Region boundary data
_ _ _ _ _ _ _

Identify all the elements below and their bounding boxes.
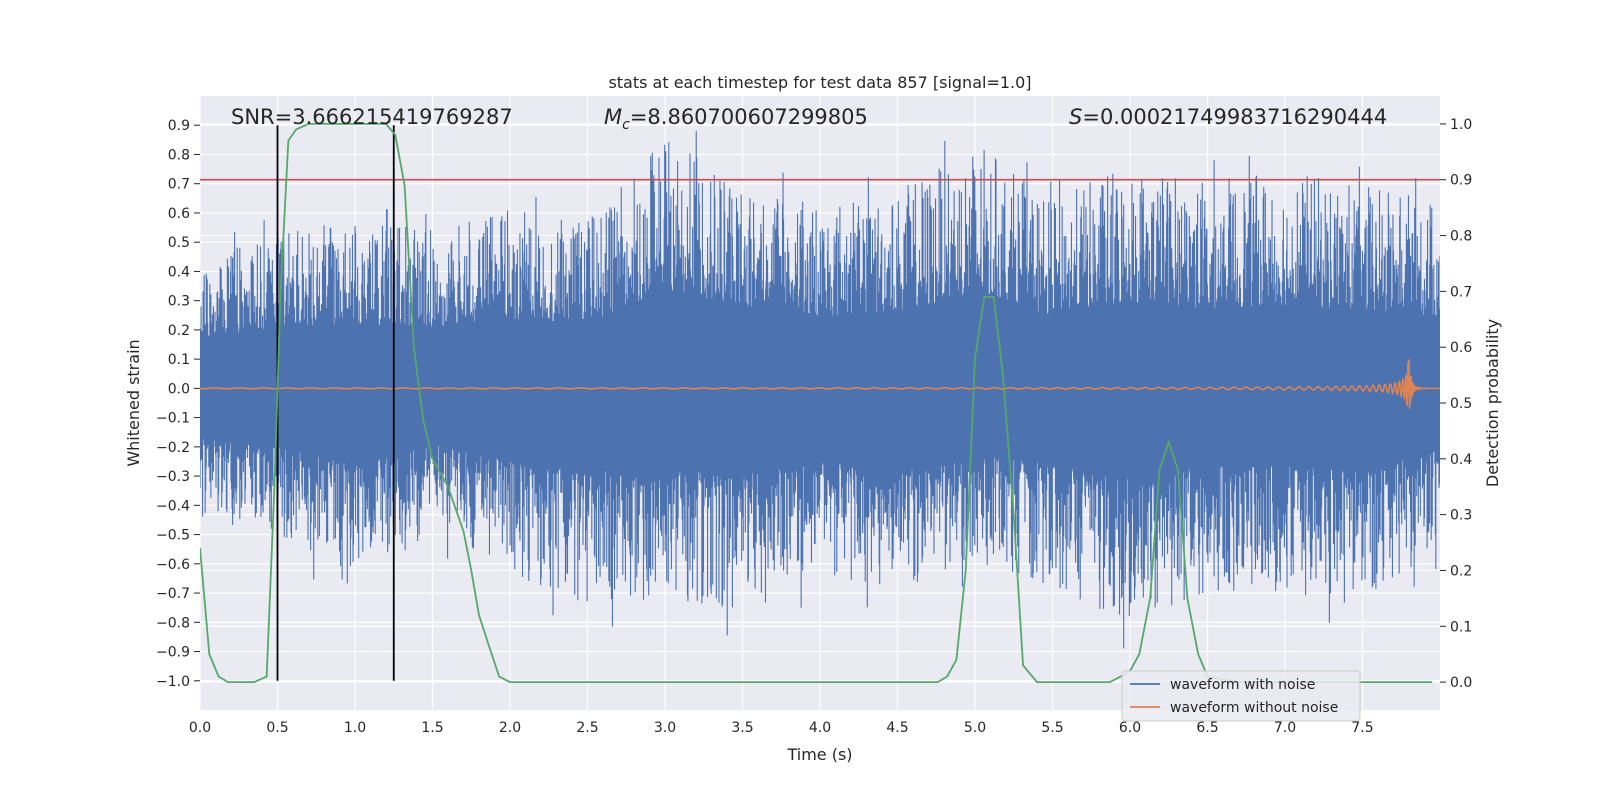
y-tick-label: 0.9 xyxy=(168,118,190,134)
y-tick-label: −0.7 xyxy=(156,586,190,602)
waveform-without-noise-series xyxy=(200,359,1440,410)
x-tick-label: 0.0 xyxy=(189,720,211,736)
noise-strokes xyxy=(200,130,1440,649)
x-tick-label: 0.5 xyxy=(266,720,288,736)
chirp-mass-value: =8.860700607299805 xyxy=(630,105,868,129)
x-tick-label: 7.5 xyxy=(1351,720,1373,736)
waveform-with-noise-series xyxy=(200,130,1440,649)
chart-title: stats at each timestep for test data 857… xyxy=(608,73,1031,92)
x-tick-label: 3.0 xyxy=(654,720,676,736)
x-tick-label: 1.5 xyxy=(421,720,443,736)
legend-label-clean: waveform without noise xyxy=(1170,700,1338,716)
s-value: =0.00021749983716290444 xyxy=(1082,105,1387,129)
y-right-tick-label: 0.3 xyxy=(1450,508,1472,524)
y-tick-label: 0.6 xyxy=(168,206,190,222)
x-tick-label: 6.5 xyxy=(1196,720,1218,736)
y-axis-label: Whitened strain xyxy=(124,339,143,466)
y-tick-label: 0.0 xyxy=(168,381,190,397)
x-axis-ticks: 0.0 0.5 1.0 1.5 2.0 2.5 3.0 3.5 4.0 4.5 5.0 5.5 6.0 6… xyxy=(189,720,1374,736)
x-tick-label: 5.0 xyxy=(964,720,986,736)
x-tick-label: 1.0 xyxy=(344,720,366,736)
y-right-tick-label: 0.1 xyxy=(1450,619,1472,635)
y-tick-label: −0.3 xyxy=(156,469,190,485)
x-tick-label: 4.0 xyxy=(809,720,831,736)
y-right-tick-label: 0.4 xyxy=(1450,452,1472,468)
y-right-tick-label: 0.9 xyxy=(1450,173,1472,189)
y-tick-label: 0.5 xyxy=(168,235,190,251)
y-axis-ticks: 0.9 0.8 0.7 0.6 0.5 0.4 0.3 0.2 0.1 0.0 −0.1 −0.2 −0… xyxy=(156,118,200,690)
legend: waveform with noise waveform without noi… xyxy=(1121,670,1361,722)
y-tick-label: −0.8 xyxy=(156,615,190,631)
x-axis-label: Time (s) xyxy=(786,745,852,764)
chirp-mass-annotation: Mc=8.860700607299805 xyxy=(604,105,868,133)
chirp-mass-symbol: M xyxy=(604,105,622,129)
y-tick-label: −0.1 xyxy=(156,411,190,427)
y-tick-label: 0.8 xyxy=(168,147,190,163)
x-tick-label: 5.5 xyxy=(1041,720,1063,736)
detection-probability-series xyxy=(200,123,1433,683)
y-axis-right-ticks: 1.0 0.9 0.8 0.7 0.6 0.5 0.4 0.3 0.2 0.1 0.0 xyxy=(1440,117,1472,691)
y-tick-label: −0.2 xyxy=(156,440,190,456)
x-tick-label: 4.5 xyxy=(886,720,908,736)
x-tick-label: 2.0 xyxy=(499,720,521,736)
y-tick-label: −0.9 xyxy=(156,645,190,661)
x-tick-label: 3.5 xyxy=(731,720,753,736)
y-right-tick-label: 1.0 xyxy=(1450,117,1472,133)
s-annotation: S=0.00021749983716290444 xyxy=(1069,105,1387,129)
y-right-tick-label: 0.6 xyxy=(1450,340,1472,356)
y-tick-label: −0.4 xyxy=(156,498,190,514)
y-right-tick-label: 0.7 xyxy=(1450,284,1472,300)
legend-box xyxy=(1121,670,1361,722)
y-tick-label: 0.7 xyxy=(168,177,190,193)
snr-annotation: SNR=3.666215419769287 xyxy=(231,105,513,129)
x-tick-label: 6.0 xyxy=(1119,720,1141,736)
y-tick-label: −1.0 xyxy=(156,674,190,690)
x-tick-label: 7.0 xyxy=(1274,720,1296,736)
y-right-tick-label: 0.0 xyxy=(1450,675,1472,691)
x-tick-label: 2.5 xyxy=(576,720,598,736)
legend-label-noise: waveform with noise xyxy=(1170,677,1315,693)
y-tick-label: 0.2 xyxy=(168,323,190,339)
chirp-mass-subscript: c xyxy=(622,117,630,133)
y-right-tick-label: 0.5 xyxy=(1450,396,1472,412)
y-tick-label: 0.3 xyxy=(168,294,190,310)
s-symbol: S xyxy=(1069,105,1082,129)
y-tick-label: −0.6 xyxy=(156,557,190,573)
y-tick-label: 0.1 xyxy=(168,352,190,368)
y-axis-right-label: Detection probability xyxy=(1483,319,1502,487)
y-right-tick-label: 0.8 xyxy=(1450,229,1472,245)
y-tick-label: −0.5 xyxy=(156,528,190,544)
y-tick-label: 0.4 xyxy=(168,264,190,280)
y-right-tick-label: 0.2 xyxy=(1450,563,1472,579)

_ _ _ _ _ _ _

▸ **Task prompt**: Copy every line of the material above word for word, without the pictures.

▸ **Result**:
Identify all the elements below and their bounding boxes.
y-tick-label: 0.9 xyxy=(168,118,190,134)
y-tick-label: −0.7 xyxy=(156,586,190,602)
waveform-without-noise-series xyxy=(200,359,1440,410)
x-tick-label: 0.0 xyxy=(189,720,211,736)
noise-strokes xyxy=(200,130,1440,649)
x-tick-label: 0.5 xyxy=(266,720,288,736)
chirp-mass-value: =8.860700607299805 xyxy=(630,105,868,129)
x-tick-label: 7.5 xyxy=(1351,720,1373,736)
waveform-with-noise-series xyxy=(200,130,1440,649)
chart-title: stats at each timestep for test data 857… xyxy=(608,73,1031,92)
x-tick-label: 3.0 xyxy=(654,720,676,736)
x-tick-label: 1.5 xyxy=(421,720,443,736)
legend-label-clean: waveform without noise xyxy=(1170,700,1338,716)
s-value: =0.00021749983716290444 xyxy=(1082,105,1387,129)
y-right-tick-label: 0.3 xyxy=(1450,508,1472,524)
y-tick-label: 0.6 xyxy=(168,206,190,222)
x-tick-label: 6.5 xyxy=(1196,720,1218,736)
y-axis-label: Whitened strain xyxy=(124,339,143,466)
y-tick-label: 0.0 xyxy=(168,381,190,397)
x-axis-ticks: 0.0 0.5 1.0 1.5 2.0 2.5 3.0 3.5 4.0 4.5 5.0 5.5 6.0 6… xyxy=(189,720,1374,736)
x-tick-label: 5.0 xyxy=(964,720,986,736)
x-tick-label: 1.0 xyxy=(344,720,366,736)
y-right-tick-label: 0.1 xyxy=(1450,619,1472,635)
y-tick-label: −0.3 xyxy=(156,469,190,485)
x-tick-label: 4.0 xyxy=(809,720,831,736)
y-right-tick-label: 0.4 xyxy=(1450,452,1472,468)
y-right-tick-label: 0.9 xyxy=(1450,173,1472,189)
y-tick-label: 0.5 xyxy=(168,235,190,251)
y-axis-ticks: 0.9 0.8 0.7 0.6 0.5 0.4 0.3 0.2 0.1 0.0 −0.1 −0.2 −0… xyxy=(156,118,200,690)
legend: waveform with noise waveform without noi… xyxy=(1121,670,1361,722)
y-tick-label: −0.8 xyxy=(156,615,190,631)
x-axis-label: Time (s) xyxy=(786,745,852,764)
chirp-mass-annotation: Mc=8.860700607299805 xyxy=(604,105,868,133)
chirp-mass-symbol: M xyxy=(604,105,622,129)
y-tick-label: −0.1 xyxy=(156,411,190,427)
y-tick-label: 0.8 xyxy=(168,147,190,163)
x-tick-label: 5.5 xyxy=(1041,720,1063,736)
detection-probability-series xyxy=(200,123,1433,683)
y-axis-right-ticks: 1.0 0.9 0.8 0.7 0.6 0.5 0.4 0.3 0.2 0.1 0.0 xyxy=(1440,117,1472,691)
y-tick-label: −0.2 xyxy=(156,440,190,456)
x-tick-label: 4.5 xyxy=(886,720,908,736)
x-tick-label: 2.0 xyxy=(499,720,521,736)
y-tick-label: −0.9 xyxy=(156,645,190,661)
x-tick-label: 3.5 xyxy=(731,720,753,736)
y-right-tick-label: 1.0 xyxy=(1450,117,1472,133)
s-annotation: S=0.00021749983716290444 xyxy=(1069,105,1387,129)
y-right-tick-label: 0.6 xyxy=(1450,340,1472,356)
y-tick-label: −0.4 xyxy=(156,498,190,514)
y-right-tick-label: 0.7 xyxy=(1450,284,1472,300)
legend-box xyxy=(1121,670,1361,722)
y-tick-label: 0.7 xyxy=(168,177,190,193)
snr-annotation: SNR=3.666215419769287 xyxy=(231,105,513,129)
x-tick-label: 6.0 xyxy=(1119,720,1141,736)
y-tick-label: −1.0 xyxy=(156,674,190,690)
x-tick-label: 7.0 xyxy=(1274,720,1296,736)
y-right-tick-label: 0.0 xyxy=(1450,675,1472,691)
x-tick-label: 2.5 xyxy=(576,720,598,736)
legend-label-noise: waveform with noise xyxy=(1170,677,1315,693)
y-tick-label: 0.2 xyxy=(168,323,190,339)
chirp-mass-subscript: c xyxy=(622,117,630,133)
y-right-tick-label: 0.5 xyxy=(1450,396,1472,412)
y-tick-label: 0.3 xyxy=(168,294,190,310)
s-symbol: S xyxy=(1069,105,1082,129)
y-tick-label: −0.6 xyxy=(156,557,190,573)
y-tick-label: 0.1 xyxy=(168,352,190,368)
y-axis-right-label: Detection probability xyxy=(1483,319,1502,487)
y-right-tick-label: 0.8 xyxy=(1450,229,1472,245)
y-tick-label: −0.5 xyxy=(156,528,190,544)
y-tick-label: 0.4 xyxy=(168,264,190,280)
y-right-tick-label: 0.2 xyxy=(1450,563,1472,579)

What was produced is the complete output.